Reproduce only the lines of the items from the one containing "callout-label-zhongceng: 中层管理人员: 31.2" through the one containing "callout-label-gaoceng: 高层管理人员: 25%", changing "donut-slices" to "ring-slices" and leaving everything else as it is.

DATA RECORDS:
-- BEGIN --

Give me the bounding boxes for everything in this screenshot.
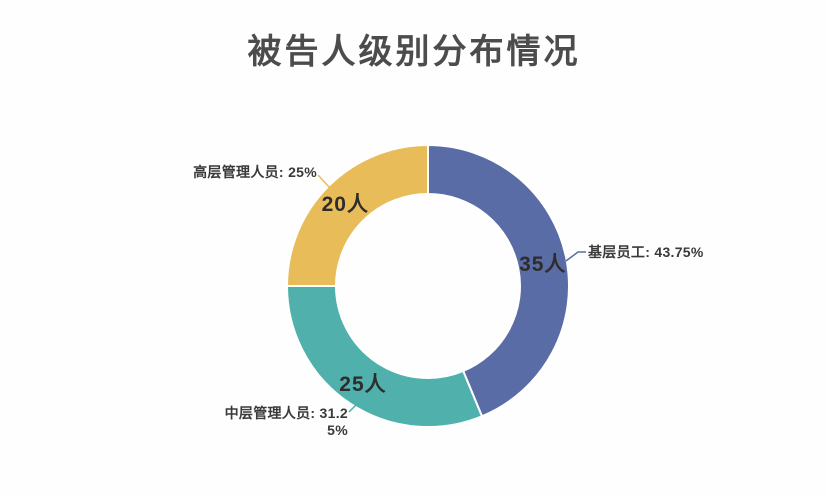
callout-label-zhongceng: 中层管理人员: 31.2 5% xyxy=(213,405,348,439)
callout-label-gaoceng-text: 高层管理人员: 25% xyxy=(193,164,317,180)
callout-leader-lines xyxy=(317,174,586,413)
pie-slice-中层管理人员[interactable] xyxy=(286,285,483,428)
slice-value-label-zhongceng: 25人 xyxy=(339,373,387,397)
callout-label-zhongceng-line2: 5% xyxy=(327,422,348,438)
donut-slices xyxy=(286,144,570,428)
callout-label-jiceng-text: 基层员工: 43.75% xyxy=(588,244,704,260)
callout-label-gaoceng: 高层管理人员: 25% xyxy=(187,164,317,181)
pie-slice-基层员工[interactable] xyxy=(427,144,570,418)
slice-value-label-gaoceng: 20人 xyxy=(321,193,369,217)
chart-title: 被告人级别分布情况 xyxy=(247,33,581,71)
leader-line-基层员工 xyxy=(565,251,586,262)
leader-line-中层管理人员 xyxy=(348,397,364,413)
pie-slice-高层管理人员[interactable] xyxy=(286,144,429,287)
slice-value-label-jiceng: 35人 xyxy=(519,253,567,277)
callout-label-jiceng: 基层员工: 43.75% xyxy=(588,244,704,261)
leader-line-高层管理人员 xyxy=(317,174,331,189)
callout-label-zhongceng-line1: 中层管理人员: 31.2 xyxy=(224,405,348,421)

-- END --

SOLUTION TO THE EXERCISE:
callout-label-zhongceng: 中层管理人员: 31.2 5% xyxy=(213,405,348,439)
callout-label-gaoceng-text: 高层管理人员: 25% xyxy=(193,164,317,180)
callout-leader-lines xyxy=(317,174,586,413)
pie-slice-中层管理人员[interactable] xyxy=(286,285,483,428)
slice-value-label-zhongceng: 25人 xyxy=(339,373,387,397)
callout-label-zhongceng-line2: 5% xyxy=(327,422,348,438)
ring-slices xyxy=(286,144,570,428)
callout-label-jiceng-text: 基层员工: 43.75% xyxy=(588,244,704,260)
callout-label-gaoceng: 高层管理人员: 25% xyxy=(187,164,317,181)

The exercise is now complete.